#### Task directions:
From the records below, extract all the text exactly and leave the images behind.

____ Records supplied

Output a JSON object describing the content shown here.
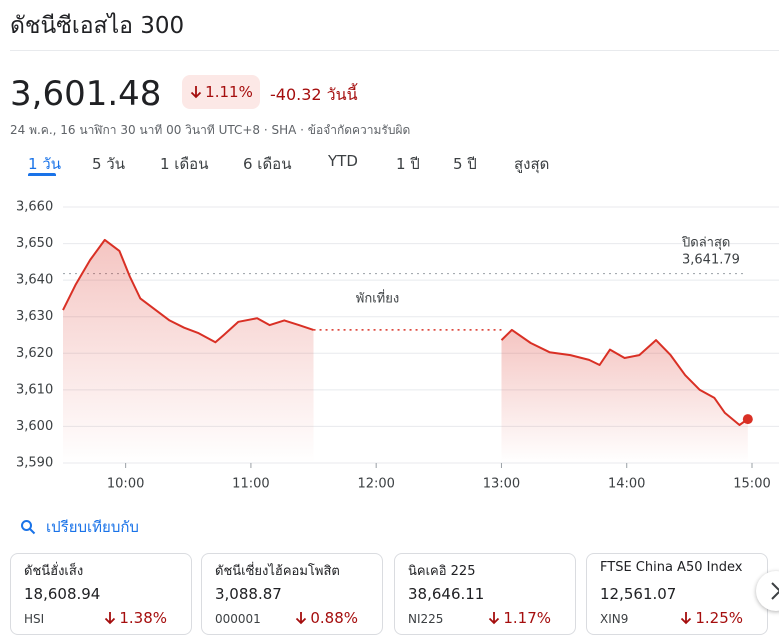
{
  "header": {
    "title": "ดัชนีซีเอสไอ 300",
    "price": "3,601.48",
    "change_percent": "1.11%",
    "change_text": "-40.32 วันนี้",
    "meta": "24 พ.ค., 16 นาฬิกา 30 นาที 00 วินาที UTC+8 · SHA · ข้อจำกัดความรับผิด"
  },
  "tabs": [
    "1 วัน",
    "5 วัน",
    "1 เดือน",
    "6 เดือน",
    "YTD",
    "1 ปี",
    "5 ปี",
    "สูงสุด"
  ],
  "chart_data": {
    "type": "line",
    "x": [
      "9:30",
      "9:36",
      "9:43",
      "9:50",
      "9:57",
      "10:02",
      "10:07",
      "10:14",
      "10:21",
      "10:28",
      "10:35",
      "10:43",
      "10:47",
      "10:54",
      "11:03",
      "11:09",
      "11:16",
      "11:23",
      "11:30",
      "12:00",
      "13:00",
      "13:05",
      "13:14",
      "13:23",
      "13:33",
      "13:42",
      "13:47",
      "13:52",
      "13:59",
      "14:06",
      "14:14",
      "14:21",
      "14:28",
      "14:35",
      "14:42",
      "14:47",
      "14:54",
      "14:58"
    ],
    "series": [
      {
        "name": "ดัชนีซีเอสไอ 300",
        "color": "#d93025",
        "values": [
          3631.8,
          3638.7,
          3645.5,
          3651,
          3648,
          3641,
          3635,
          3632,
          3629,
          3627,
          3625.5,
          3623,
          3625,
          3628.6,
          3629.6,
          3627.7,
          3629,
          3627.7,
          3626.4,
          null,
          3623.6,
          3626.4,
          3622.8,
          3620.3,
          3619.5,
          3618.2,
          3616.8,
          3621,
          3618.7,
          3619.5,
          3623.6,
          3619.5,
          3614,
          3610,
          3607.8,
          3603.7,
          3600.4,
          3602
        ]
      }
    ],
    "xlim": [
      "9:30",
      "15:00"
    ],
    "xticks": [
      "10:00",
      "11:00",
      "12:00",
      "13:00",
      "14:00",
      "15:00"
    ],
    "ylim": [
      3590,
      3660
    ],
    "yticks": [
      {
        "value": 3590,
        "label": "3,590"
      },
      {
        "value": 3600,
        "label": "3,600"
      },
      {
        "value": 3610,
        "label": "3,610"
      },
      {
        "value": 3620,
        "label": "3,620"
      },
      {
        "value": 3630,
        "label": "3,630"
      },
      {
        "value": 3640,
        "label": "3,640"
      },
      {
        "value": 3650,
        "label": "3,650"
      },
      {
        "value": 3660,
        "label": "3,660"
      }
    ],
    "grid": true,
    "previous_close": {
      "label": "ปิดล่าสุด",
      "value": 3641.79,
      "value_label": "3,641.79"
    },
    "annotation": "พักเที่ยง"
  },
  "compare": {
    "label": "เปรียบเทียบกับ",
    "cards": [
      {
        "name": "ดัชนีฮั่งเส็ง",
        "value": "18,608.94",
        "symbol": "HSI",
        "change": "1.38%"
      },
      {
        "name": "ดัชนีเซี่ยงไฮ้คอมโพสิต",
        "value": "3,088.87",
        "symbol": "000001",
        "change": "0.88%"
      },
      {
        "name": "นิคเคอิ 225",
        "value": "38,646.11",
        "symbol": "NI225",
        "change": "1.17%"
      },
      {
        "name": "FTSE China A50 Index",
        "value": "12,561.07",
        "symbol": "XIN9",
        "change": "1.25%"
      }
    ]
  }
}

________

#### Solution to the exercise:
Output a JSON object describing the content shown here.
{
  "header": {
    "title": "ดัชนีซีเอสไอ 300",
    "price": "3,601.48",
    "change_percent": "1.11%",
    "change_text": "-40.32 วันนี้",
    "meta": "24 พ.ค., 16 นาฬิกา 30 นาที 00 วินาที UTC+8 · SHA · ข้อจำกัดความรับผิด"
  },
  "tabs": [
    "1 วัน",
    "5 วัน",
    "1 เดือน",
    "6 เดือน",
    "YTD",
    "1 ปี",
    "5 ปี",
    "สูงสุด"
  ],
  "chart_data": {
    "type": "line",
    "x": [
      "9:30",
      "9:36",
      "9:43",
      "9:50",
      "9:57",
      "10:02",
      "10:07",
      "10:14",
      "10:21",
      "10:28",
      "10:35",
      "10:43",
      "10:47",
      "10:54",
      "11:03",
      "11:09",
      "11:16",
      "11:23",
      "11:30",
      "12:00",
      "13:00",
      "13:05",
      "13:14",
      "13:23",
      "13:33",
      "13:42",
      "13:47",
      "13:52",
      "13:59",
      "14:06",
      "14:14",
      "14:21",
      "14:28",
      "14:35",
      "14:42",
      "14:47",
      "14:54",
      "14:58"
    ],
    "series": [
      {
        "name": "ดัชนีซีเอสไอ 300",
        "color": "#d93025",
        "values": [
          3631.8,
          3638.7,
          3645.5,
          3651,
          3648,
          3641,
          3635,
          3632,
          3629,
          3627,
          3625.5,
          3623,
          3625,
          3628.6,
          3629.6,
          3627.7,
          3629,
          3627.7,
          3626.4,
          null,
          3623.6,
          3626.4,
          3622.8,
          3620.3,
          3619.5,
          3618.2,
          3616.8,
          3621,
          3618.7,
          3619.5,
          3623.6,
          3619.5,
          3614,
          3610,
          3607.8,
          3603.7,
          3600.4,
          3602
        ]
      }
    ],
    "xlim": [
      "9:30",
      "15:00"
    ],
    "xticks": [
      "10:00",
      "11:00",
      "12:00",
      "13:00",
      "14:00",
      "15:00"
    ],
    "ylim": [
      3590,
      3660
    ],
    "yticks": [
      {
        "value": 3590,
        "label": "3,590"
      },
      {
        "value": 3600,
        "label": "3,600"
      },
      {
        "value": 3610,
        "label": "3,610"
      },
      {
        "value": 3620,
        "label": "3,620"
      },
      {
        "value": 3630,
        "label": "3,630"
      },
      {
        "value": 3640,
        "label": "3,640"
      },
      {
        "value": 3650,
        "label": "3,650"
      },
      {
        "value": 3660,
        "label": "3,660"
      }
    ],
    "grid": true,
    "previous_close": {
      "label": "ปิดล่าสุด",
      "value": 3641.79,
      "value_label": "3,641.79"
    },
    "annotation": "พักเที่ยง"
  },
  "compare": {
    "label": "เปรียบเทียบกับ",
    "cards": [
      {
        "name": "ดัชนีฮั่งเส็ง",
        "value": "18,608.94",
        "symbol": "HSI",
        "change": "1.38%"
      },
      {
        "name": "ดัชนีเซี่ยงไฮ้คอมโพสิต",
        "value": "3,088.87",
        "symbol": "000001",
        "change": "0.88%"
      },
      {
        "name": "นิคเคอิ 225",
        "value": "38,646.11",
        "symbol": "NI225",
        "change": "1.17%"
      },
      {
        "name": "FTSE China A50 Index",
        "value": "12,561.07",
        "symbol": "XIN9",
        "change": "1.25%"
      }
    ]
  }
}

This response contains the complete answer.